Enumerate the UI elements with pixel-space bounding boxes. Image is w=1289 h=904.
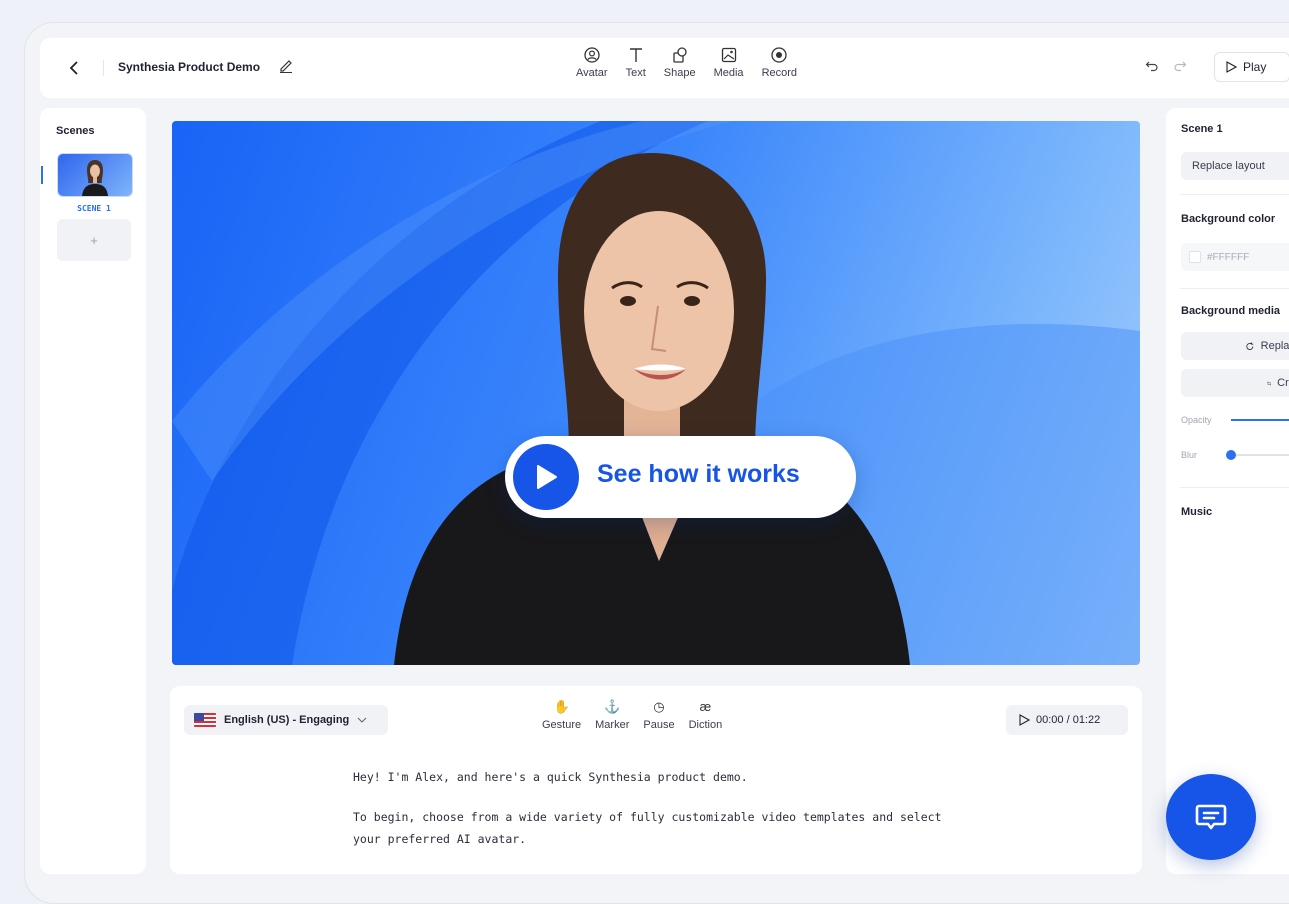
refresh-icon [1246, 341, 1254, 350]
gesture-label: Gesture [542, 719, 582, 731]
replace-layout-button[interactable]: Replace layout [1181, 152, 1289, 180]
scene-avatar-preview [82, 160, 108, 196]
music-title: Music [1181, 506, 1213, 518]
scene-label: SCENE 1 [77, 204, 111, 213]
insert-tools: Avatar Text Shape Media Record [576, 46, 797, 79]
play-button[interactable]: Play [1214, 52, 1289, 82]
pause-label: Pause [643, 719, 675, 731]
video-canvas[interactable] [172, 121, 1140, 665]
add-scene-button[interactable]: + [57, 219, 131, 261]
project-title[interactable]: Synthesia Product Demo [118, 60, 260, 74]
canvas-background [172, 121, 1140, 665]
shape-tool-label: Shape [663, 67, 696, 79]
back-button[interactable] [62, 54, 86, 82]
background-color-input[interactable]: #FFFFFF [1181, 243, 1289, 271]
language-label: English (US) - Engaging [224, 714, 350, 726]
redo-button[interactable] [1173, 58, 1187, 72]
script-paragraph: Hey! I'm Alex, and here's a quick Synthe… [353, 770, 748, 784]
play-label: Play [1243, 60, 1267, 74]
pause-button[interactable]: ◷ Pause [643, 699, 675, 732]
us-flag-icon [194, 713, 216, 727]
history-controls [1145, 58, 1187, 72]
chat-icon [1195, 804, 1227, 830]
script-editor[interactable]: Hey! I'm Alex, and here's a quick Synthe… [353, 766, 973, 868]
media-icon [721, 47, 736, 63]
shape-icon [673, 47, 687, 63]
marker-icon: ⚓ [604, 699, 621, 714]
language-voice-select[interactable]: English (US) - Engaging [184, 705, 388, 735]
active-scene-indicator [41, 166, 43, 184]
blur-slider-handle[interactable] [1226, 450, 1236, 460]
hand-icon: ✋ [553, 699, 570, 714]
replace-media-button[interactable]: Replace [1181, 332, 1289, 360]
text-icon [629, 48, 642, 62]
properties-panel: Scene 1 Replace layout Background color … [1166, 108, 1289, 874]
opacity-slider[interactable] [1231, 419, 1289, 421]
avatar-icon [584, 47, 600, 63]
replace-media-label: Replace [1260, 340, 1289, 352]
scene-title: Scene 1 [1181, 123, 1223, 135]
scenes-title: Scenes [56, 125, 95, 137]
chevron-left-icon [69, 61, 78, 75]
color-swatch [1189, 251, 1201, 263]
blur-slider-track [1228, 454, 1289, 456]
preview-playback-button[interactable]: 00:00 / 01:22 [1006, 705, 1128, 735]
blur-label: Blur [1181, 450, 1198, 460]
background-color-value: #FFFFFF [1207, 251, 1250, 263]
clock-icon: ◷ [653, 699, 665, 714]
play-outline-icon [1226, 61, 1237, 73]
media-tool-label: Media [713, 67, 744, 79]
script-paragraph: To begin, choose from a wide variety of … [353, 810, 942, 846]
see-how-it-works-button[interactable]: See how it works [505, 436, 856, 518]
script-panel: English (US) - Engaging ✋ Gesture ⚓ Mark… [170, 686, 1142, 874]
opacity-label: Opacity [1181, 415, 1212, 425]
background-media-title: Background media [1181, 305, 1281, 317]
divider [103, 60, 104, 76]
script-tools: ✋ Gesture ⚓ Marker ◷ Pause æ Diction [542, 699, 723, 732]
chevron-down-icon [357, 717, 367, 723]
divider [1180, 288, 1289, 289]
crop-button[interactable]: Crop [1181, 369, 1289, 397]
record-icon [771, 47, 787, 63]
play-outline-icon [1019, 714, 1030, 726]
text-tool-label: Text [625, 67, 646, 79]
play-icon [513, 444, 579, 510]
shape-tool-button[interactable]: Shape [664, 46, 696, 79]
diction-label: Diction [688, 719, 723, 731]
undo-button[interactable] [1145, 58, 1159, 72]
undo-icon [1145, 61, 1158, 72]
divider [1180, 194, 1289, 195]
redo-icon [1174, 61, 1187, 72]
marker-label: Marker [595, 719, 630, 731]
gesture-button[interactable]: ✋ Gesture [542, 699, 582, 732]
avatar-tool-button[interactable]: Avatar [576, 46, 608, 79]
duration-readout: 00:00 / 01:22 [1036, 714, 1101, 726]
diction-icon: æ [699, 699, 712, 714]
crop-icon [1267, 381, 1271, 385]
text-tool-button[interactable]: Text [626, 46, 646, 79]
marker-button[interactable]: ⚓ Marker [595, 699, 630, 732]
top-toolbar: Synthesia Product Demo Avatar Text Shape… [40, 38, 1289, 98]
scenes-panel: Scenes SCENE 1 + [40, 108, 146, 874]
scene-thumbnail[interactable] [57, 153, 133, 197]
chat-support-button[interactable] [1166, 774, 1256, 860]
background-color-title: Background color [1181, 213, 1276, 225]
record-tool-button[interactable]: Record [762, 46, 797, 79]
cta-label: See how it works [597, 460, 800, 488]
divider [1180, 487, 1289, 488]
record-tool-label: Record [761, 67, 798, 79]
crop-label: Crop [1277, 377, 1289, 389]
avatar-tool-label: Avatar [576, 67, 608, 79]
pencil-icon[interactable] [278, 57, 294, 78]
diction-button[interactable]: æ Diction [688, 699, 723, 732]
media-tool-button[interactable]: Media [714, 46, 744, 79]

What you are asked to do:
Format everything in the listing from the line containing "refresh-icon [1246, 341, 1254, 350]" down through the line containing "blur-label: Blur [1181, 450, 1198, 460]", both included, as a numbered list with blank lines omitted.

Response:
1. refresh-icon [1246, 341, 1254, 350]
2. gesture-label: Gesture [542, 719, 582, 731]
3. replace-layout-button[interactable]: Replace layout [1181, 152, 1289, 180]
4. scene-avatar-preview [82, 160, 108, 196]
5. music-title: Music [1181, 506, 1213, 518]
6. scene-label: SCENE 1 [77, 204, 111, 213]
7. insert-tools: Avatar Text Shape Media Record [576, 46, 797, 79]
8. play-button[interactable]: Play [1214, 52, 1289, 82]
9. pause-label: Pause [643, 719, 675, 731]
10. video-canvas[interactable] [172, 121, 1140, 665]
11. add-scene-button[interactable]: + [57, 219, 131, 261]
12. project-title[interactable]: Synthesia Product Demo [118, 60, 260, 74]
13. canvas-background [172, 121, 1140, 665]
14. shape-tool-label: Shape [663, 67, 696, 79]
15. back-button[interactable] [62, 54, 86, 82]
16. background-color-input[interactable]: #FFFFFF [1181, 243, 1289, 271]
17. language-label: English (US) - Engaging [224, 714, 350, 726]
18. redo-button[interactable] [1173, 58, 1187, 72]
19. script-paragraph: Hey! I'm Alex, and here's a quick Synthe… [353, 770, 748, 784]
20. play-label: Play [1243, 60, 1267, 74]
21. pause-button[interactable]: ◷ Pause [643, 699, 675, 732]
22. us-flag-icon [194, 713, 216, 727]
23. history-controls [1145, 58, 1187, 72]
24. chat-icon [1195, 804, 1227, 830]
25. script-editor[interactable]: Hey! I'm Alex, and here's a quick Synthe… [353, 766, 973, 868]
26. media-icon [721, 47, 736, 63]
27. shape-icon [673, 47, 687, 63]
28. marker-icon: ⚓ [604, 699, 621, 714]
29. language-voice-select[interactable]: English (US) - Engaging [184, 705, 388, 735]
30. active-scene-indicator [41, 166, 43, 184]
31. blur-slider-handle[interactable] [1226, 450, 1236, 460]
32. hand-icon: ✋ [553, 699, 570, 714]
33. replace-media-button[interactable]: Replace [1181, 332, 1289, 360]
34. text-icon [629, 48, 642, 62]
35. properties-panel: Scene 1 Replace layout Background color … [1166, 108, 1289, 874]
36. opacity-slider[interactable] [1231, 419, 1289, 421]
37. avatar-icon [584, 47, 600, 63]
38. replace-media-label: Replace [1260, 340, 1289, 352]
39. scene-title: Scene 1 [1181, 123, 1223, 135]
40. scenes-title: Scenes [56, 125, 95, 137]
41. chevron-left-icon [69, 61, 78, 75]
42. color-swatch [1189, 251, 1201, 263]
43. blur-slider-track [1228, 454, 1289, 456]
44. preview-playback-button[interactable]: 00:00 / 01:22 [1006, 705, 1128, 735]
45. blur-label: Blur [1181, 450, 1198, 460]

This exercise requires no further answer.